### STATED EXERCISE
Can you reproduce, word for word, the lines of the material between the line containing "paragraph-qianshan-area: 该污水处理厂占地面积约 10" and the line containing "where is each", inclusive?

[Stored entries]
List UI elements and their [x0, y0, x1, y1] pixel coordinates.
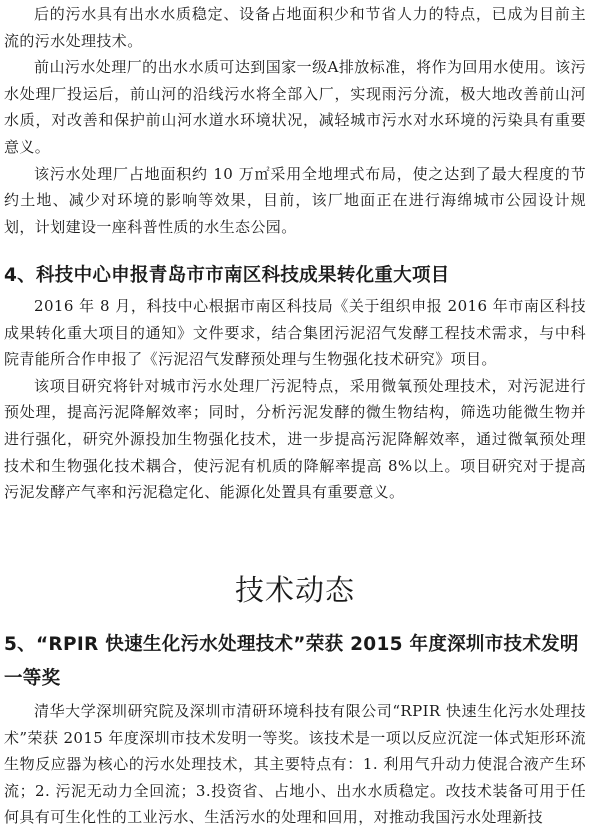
paragraph-qianshan-area: 该污水处理厂占地面积约 10 万㎡采用全地埋式布局，使之达到了最大程度的节约土地… [4, 161, 586, 241]
section-5-heading: 5、“RPIR 快速生化污水处理技术”荣获 2015 年度深圳市技术发明一等奖 [4, 628, 586, 696]
category-section: 技术动态 [4, 568, 586, 609]
category-title: 技术动态 [4, 568, 586, 609]
section-4-paragraph-1: 2016 年 8 月，科技中心根据市南区科技局《关于组织申报 2016 年市南区… [4, 293, 586, 373]
section-5: 5、“RPIR 快速生化污水处理技术”荣获 2015 年度深圳市技术发明一等奖 … [4, 628, 586, 831]
paragraph-continued: 后的污水具有出水水质稳定、设备占地面积少和节省人力的特点，已成为目前主流的污水处… [4, 1, 586, 54]
section-5-paragraph-1: 清华大学深圳研究院及深圳市清研环境科技有限公司“RPIR 快速生化污水处理技术”… [4, 698, 586, 831]
paragraph-qianshan-quality: 前山污水处理厂的出水水质可达到国家一级A排放标准，将作为回用水使用。该污水处理厂… [4, 54, 586, 160]
top-paragraphs: 后的污水具有出水水质稳定、设备占地面积少和节省人力的特点，已成为目前主流的污水处… [4, 1, 586, 240]
section-4-heading: 4、科技中心申报青岛市市南区科技成果转化重大项目 [4, 259, 586, 293]
section-4-paragraph-2: 该项目研究将针对城市污水处理厂污泥特点，采用微氧预处理技术，对污泥进行预处理，提… [4, 373, 586, 506]
section-4: 4、科技中心申报青岛市市南区科技成果转化重大项目 2016 年 8 月，科技中心… [4, 259, 586, 506]
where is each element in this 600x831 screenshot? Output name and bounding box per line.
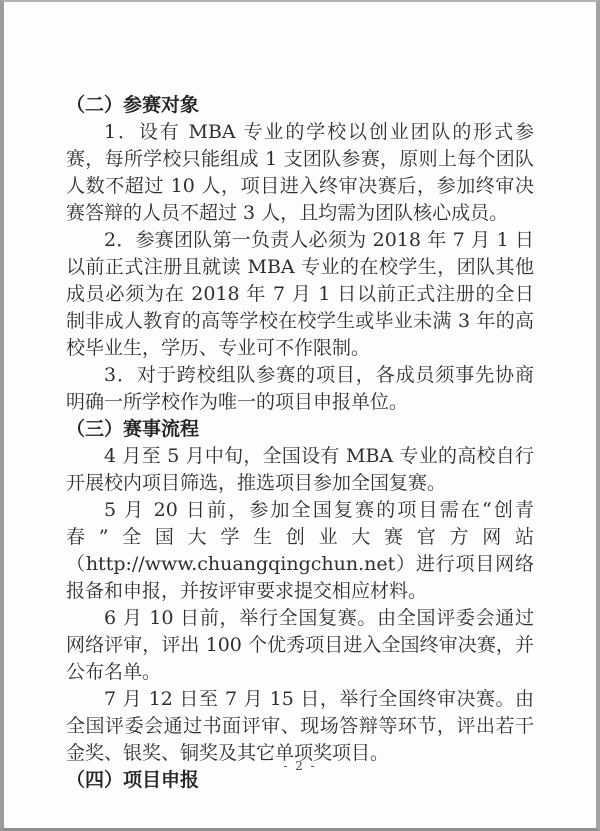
body-paragraph: 3．对于跨校组队参赛的项目，各成员须事先协商明确一所学校作为唯一的项目申报单位。 (66, 362, 534, 416)
body-paragraph: 1．设有 MBA 专业的学校以创业团队的形式参赛，每所学校只能组成 1 支团队参… (66, 119, 534, 227)
body-paragraph: 5 月 20 日前，参加全国复赛的项目需在“创青春”全国大学生创业大赛官方网站（… (66, 497, 534, 605)
body-paragraph: 6 月 10 日前，举行全国复赛。由全国评委会通过网络评审，评出 100 个优秀… (66, 605, 534, 686)
section-heading-process: （三）赛事流程 (66, 416, 534, 443)
document-body: （二）参赛对象 1．设有 MBA 专业的学校以创业团队的形式参赛，每所学校只能组… (66, 92, 534, 794)
scanned-document-page: （二）参赛对象 1．设有 MBA 专业的学校以创业团队的形式参赛，每所学校只能组… (0, 0, 600, 831)
body-paragraph: 2．参赛团队第一负责人必须为 2018 年 7 月 1 日以前正式注册且就读 M… (66, 227, 534, 362)
body-paragraph: 7 月 12 日至 7 月 15 日，举行全国终审决赛。由全国评委会通过书面评审… (66, 686, 534, 767)
page-number: - 2 - (4, 759, 596, 773)
body-paragraph: 4 月至 5 月中旬，全国设有 MBA 专业的高校自行开展校内项目筛选，推选项目… (66, 443, 534, 497)
section-heading-participants: （二）参赛对象 (66, 92, 534, 119)
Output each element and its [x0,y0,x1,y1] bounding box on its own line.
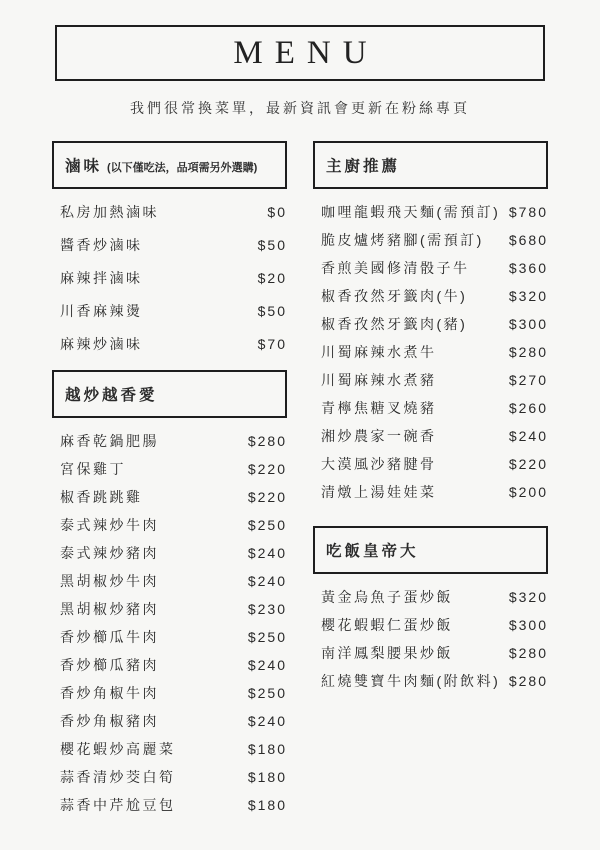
menu-section-chef: 主廚推薦咖哩龍蝦飛天麵(需預訂)$780脆皮爐烤豬腳(需預訂)$680香煎美國修… [313,141,548,500]
item-name: 南洋鳳梨腰果炒飯 [321,646,453,661]
item-name: 椒香孜然牙籤肉(牛) [321,289,467,304]
menu-item: 麻香乾鍋肥腸$280 [52,434,287,449]
section-title: 主廚推薦 [326,154,400,176]
menu-item: 香炒櫛瓜豬肉$240 [52,658,287,673]
item-name: 香煎美國修清骰子牛 [321,261,470,276]
item-price: $50 [258,238,287,253]
item-name: 麻香乾鍋肥腸 [60,434,159,449]
item-price: $240 [509,429,548,444]
item-name: 脆皮爐烤豬腳(需預訂) [321,233,484,248]
item-name: 麻辣炒滷味 [60,337,143,352]
menu-item: 私房加熱滷味$0 [52,205,287,220]
item-list: 黃金烏魚子蛋炒飯$320櫻花蝦蝦仁蛋炒飯$300南洋鳳梨腰果炒飯$280紅燒雙寶… [313,590,548,689]
item-name: 咖哩龍蝦飛天麵(需預訂) [321,205,500,220]
menu-subtitle: 我們很常換菜單，最新資訊會更新在粉絲專頁 [0,98,600,118]
item-name: 櫻花蝦炒高麗菜 [60,742,176,757]
section-note: (以下僅吃法，品項需另外選購) [107,159,257,175]
section-header: 主廚推薦 [313,141,548,189]
menu-item: 紅燒雙寶牛肉麵(附飲料)$280 [313,674,548,689]
menu-item: 黑胡椒炒牛肉$240 [52,574,287,589]
menu-item: 清燉上湯娃娃菜$200 [313,485,548,500]
section-header: 越炒越香愛 [52,370,287,418]
menu-item: 椒香跳跳雞$220 [52,490,287,505]
item-name: 香炒櫛瓜牛肉 [60,630,159,645]
menu-item: 椒香孜然牙籤肉(豬)$300 [313,317,548,332]
item-name: 泰式辣炒牛肉 [60,518,159,533]
item-price: $320 [509,590,548,605]
item-name: 私房加熱滷味 [60,205,159,220]
menu-item: 蒜香清炒茭白筍$180 [52,770,287,785]
menu-page: MENU 我們很常換菜單，最新資訊會更新在粉絲專頁 滷味(以下僅吃法，品項需另外… [0,0,600,850]
menu-columns: 滷味(以下僅吃法，品項需另外選購)私房加熱滷味$0醬香炒滷味$50麻辣拌滷味$2… [0,141,600,826]
item-name: 湘炒農家一碗香 [321,429,437,444]
menu-item: 香炒角椒牛肉$250 [52,686,287,701]
item-name: 櫻花蝦蝦仁蛋炒飯 [321,618,453,633]
menu-item: 櫻花蝦炒高麗菜$180 [52,742,287,757]
item-price: $280 [509,674,548,689]
section-title: 滷味 [65,154,102,176]
item-list: 咖哩龍蝦飛天麵(需預訂)$780脆皮爐烤豬腳(需預訂)$680香煎美國修清骰子牛… [313,205,548,500]
item-price: $250 [248,686,287,701]
menu-item: 大漠風沙豬腱骨$220 [313,457,548,472]
item-name: 椒香跳跳雞 [60,490,143,505]
left-column: 滷味(以下僅吃法，品項需另外選購)私房加熱滷味$0醬香炒滷味$50麻辣拌滷味$2… [52,141,287,826]
item-name: 宮保雞丁 [60,462,126,477]
menu-section-stirfry: 越炒越香愛麻香乾鍋肥腸$280宮保雞丁$220椒香跳跳雞$220泰式辣炒牛肉$2… [52,370,287,813]
menu-item: 咖哩龍蝦飛天麵(需預訂)$780 [313,205,548,220]
item-price: $680 [509,233,548,248]
item-price: $70 [258,337,287,352]
menu-item: 川香麻辣燙$50 [52,304,287,319]
item-list: 私房加熱滷味$0醬香炒滷味$50麻辣拌滷味$20川香麻辣燙$50麻辣炒滷味$70 [52,205,287,352]
section-header: 吃飯皇帝大 [313,526,548,574]
item-price: $230 [248,602,287,617]
menu-item: 南洋鳳梨腰果炒飯$280 [313,646,548,661]
item-price: $300 [509,317,548,332]
menu-item: 黃金烏魚子蛋炒飯$320 [313,590,548,605]
menu-item: 麻辣拌滷味$20 [52,271,287,286]
menu-item: 泰式辣炒豬肉$240 [52,546,287,561]
item-name: 川蜀麻辣水煮牛 [321,345,437,360]
menu-item: 湘炒農家一碗香$240 [313,429,548,444]
page-title: MENU [221,35,378,72]
item-name: 麻辣拌滷味 [60,271,143,286]
item-name: 醬香炒滷味 [60,238,143,253]
menu-item: 椒香孜然牙籤肉(牛)$320 [313,289,548,304]
item-price: $220 [248,462,287,477]
item-price: $180 [248,742,287,757]
menu-item: 黑胡椒炒豬肉$230 [52,602,287,617]
menu-item: 脆皮爐烤豬腳(需預訂)$680 [313,233,548,248]
item-name: 黑胡椒炒牛肉 [60,574,159,589]
item-price: $0 [267,205,287,220]
item-name: 大漠風沙豬腱骨 [321,457,437,472]
menu-item: 香炒櫛瓜牛肉$250 [52,630,287,645]
item-price: $320 [509,289,548,304]
item-name: 清燉上湯娃娃菜 [321,485,437,500]
item-price: $250 [248,630,287,645]
menu-item: 香炒角椒豬肉$240 [52,714,287,729]
menu-item: 蒜香中芹尬豆包$180 [52,798,287,813]
item-price: $780 [509,205,548,220]
menu-section-luwei: 滷味(以下僅吃法，品項需另外選購)私房加熱滷味$0醬香炒滷味$50麻辣拌滷味$2… [52,141,287,352]
item-price: $280 [248,434,287,449]
item-price: $280 [509,345,548,360]
item-name: 川蜀麻辣水煮豬 [321,373,437,388]
item-price: $240 [248,574,287,589]
section-header: 滷味(以下僅吃法，品項需另外選購) [52,141,287,189]
item-name: 青檸焦糖叉燒豬 [321,401,437,416]
item-name: 泰式辣炒豬肉 [60,546,159,561]
item-price: $180 [248,798,287,813]
item-price: $250 [248,518,287,533]
item-price: $240 [248,714,287,729]
item-price: $300 [509,618,548,633]
item-price: $260 [509,401,548,416]
item-price: $240 [248,546,287,561]
menu-item: 宮保雞丁$220 [52,462,287,477]
item-price: $220 [509,457,548,472]
item-price: $240 [248,658,287,673]
menu-item: 醬香炒滷味$50 [52,238,287,253]
section-title: 越炒越香愛 [65,383,158,405]
menu-item: 川蜀麻辣水煮豬$270 [313,373,548,388]
item-price: $220 [248,490,287,505]
item-name: 川香麻辣燙 [60,304,143,319]
item-price: $360 [509,261,548,276]
item-price: $50 [258,304,287,319]
menu-item: 麻辣炒滷味$70 [52,337,287,352]
menu-item: 泰式辣炒牛肉$250 [52,518,287,533]
item-name: 蒜香中芹尬豆包 [60,798,176,813]
menu-section-rice: 吃飯皇帝大黃金烏魚子蛋炒飯$320櫻花蝦蝦仁蛋炒飯$300南洋鳳梨腰果炒飯$28… [313,526,548,689]
menu-item: 川蜀麻辣水煮牛$280 [313,345,548,360]
section-title: 吃飯皇帝大 [326,539,419,561]
item-name: 香炒角椒牛肉 [60,686,159,701]
item-name: 黑胡椒炒豬肉 [60,602,159,617]
menu-item: 青檸焦糖叉燒豬$260 [313,401,548,416]
item-list: 麻香乾鍋肥腸$280宮保雞丁$220椒香跳跳雞$220泰式辣炒牛肉$250泰式辣… [52,434,287,813]
right-column: 主廚推薦咖哩龍蝦飛天麵(需預訂)$780脆皮爐烤豬腳(需預訂)$680香煎美國修… [313,141,548,826]
item-price: $200 [509,485,548,500]
item-name: 蒜香清炒茭白筍 [60,770,176,785]
item-name: 香炒櫛瓜豬肉 [60,658,159,673]
item-name: 黃金烏魚子蛋炒飯 [321,590,453,605]
item-name: 椒香孜然牙籤肉(豬) [321,317,467,332]
menu-item: 香煎美國修清骰子牛$360 [313,261,548,276]
item-price: $280 [509,646,548,661]
item-name: 香炒角椒豬肉 [60,714,159,729]
menu-title-box: MENU [55,25,545,81]
menu-item: 櫻花蝦蝦仁蛋炒飯$300 [313,618,548,633]
item-price: $20 [258,271,287,286]
item-price: $270 [509,373,548,388]
item-name: 紅燒雙寶牛肉麵(附飲料) [321,674,500,689]
item-price: $180 [248,770,287,785]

### ANSWER FOR THIS EXERCISE
paragraph-qianshan-area: 该污水处理厂占地面积约 10 万㎡采用全地埋式布局，使之达到了最大程度的节约土地… [4, 161, 586, 241]
section-5-heading: 5、“RPIR 快速生化污水处理技术”荣获 2015 年度深圳市技术发明一等奖 [4, 628, 586, 696]
category-section: 技术动态 [4, 568, 586, 609]
category-title: 技术动态 [4, 568, 586, 609]
section-4-paragraph-1: 2016 年 8 月，科技中心根据市南区科技局《关于组织申报 2016 年市南区… [4, 293, 586, 373]
section-5: 5、“RPIR 快速生化污水处理技术”荣获 2015 年度深圳市技术发明一等奖 … [4, 628, 586, 831]
paragraph-continued: 后的污水具有出水水质稳定、设备占地面积少和节省人力的特点，已成为目前主流的污水处… [4, 1, 586, 54]
section-5-paragraph-1: 清华大学深圳研究院及深圳市清研环境科技有限公司“RPIR 快速生化污水处理技术”… [4, 698, 586, 831]
paragraph-qianshan-quality: 前山污水处理厂的出水水质可达到国家一级A排放标准，将作为回用水使用。该污水处理厂… [4, 54, 586, 160]
top-paragraphs: 后的污水具有出水水质稳定、设备占地面积少和节省人力的特点，已成为目前主流的污水处… [4, 1, 586, 240]
section-4-heading: 4、科技中心申报青岛市市南区科技成果转化重大项目 [4, 259, 586, 293]
section-4-paragraph-2: 该项目研究将针对城市污水处理厂污泥特点，采用微氧预处理技术，对污泥进行预处理，提… [4, 373, 586, 506]
section-4: 4、科技中心申报青岛市市南区科技成果转化重大项目 2016 年 8 月，科技中心… [4, 259, 586, 506]
where is each element in this 600x831 screenshot? Output name and bounding box per line.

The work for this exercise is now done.